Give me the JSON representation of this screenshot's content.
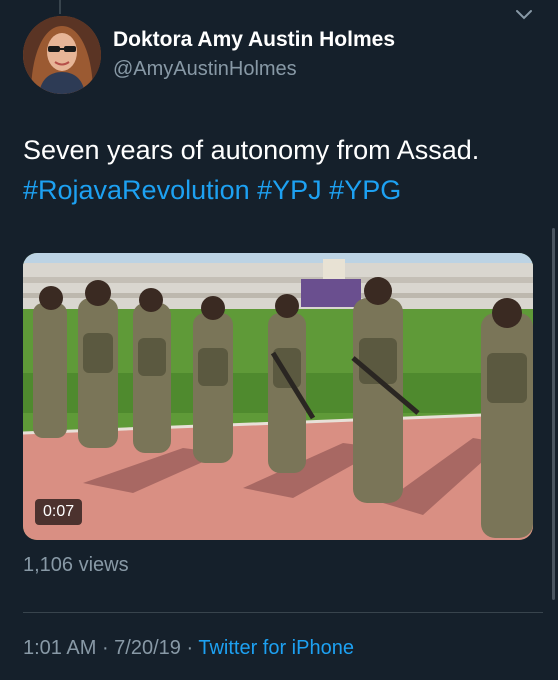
{
  "author": {
    "display_name": "Doktora Amy Austin Holmes",
    "handle": "@AmyAustinHolmes"
  },
  "tweet": {
    "text": "Seven years of autonomy from Assad.",
    "hashtags": "#RojavaRevolution #YPJ #YPG"
  },
  "media": {
    "type": "video",
    "duration": "0:07"
  },
  "stats": {
    "views": "1,106 views"
  },
  "meta": {
    "time": "1:01 AM",
    "separator1": " · ",
    "date": "7/20/19",
    "separator2": " · ",
    "source": "Twitter for iPhone"
  },
  "icons": {
    "more": "chevron-down-icon"
  },
  "colors": {
    "background": "#15202b",
    "link": "#1da1f2",
    "secondary_text": "#8899a6"
  }
}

TO DO: Your copy of the data above should match it exactly, except that pictures are left out.

THE OUTPUT:
Give me the JSON representation of this screenshot's content.
{
  "author": {
    "display_name": "Doktora Amy Austin Holmes",
    "handle": "@AmyAustinHolmes"
  },
  "tweet": {
    "text": "Seven years of autonomy from Assad.",
    "hashtags": "#RojavaRevolution #YPJ #YPG"
  },
  "media": {
    "type": "video",
    "duration": "0:07"
  },
  "stats": {
    "views": "1,106 views"
  },
  "meta": {
    "time": "1:01 AM",
    "separator1": " · ",
    "date": "7/20/19",
    "separator2": " · ",
    "source": "Twitter for iPhone"
  },
  "icons": {
    "more": "chevron-down-icon"
  },
  "colors": {
    "background": "#15202b",
    "link": "#1da1f2",
    "secondary_text": "#8899a6"
  }
}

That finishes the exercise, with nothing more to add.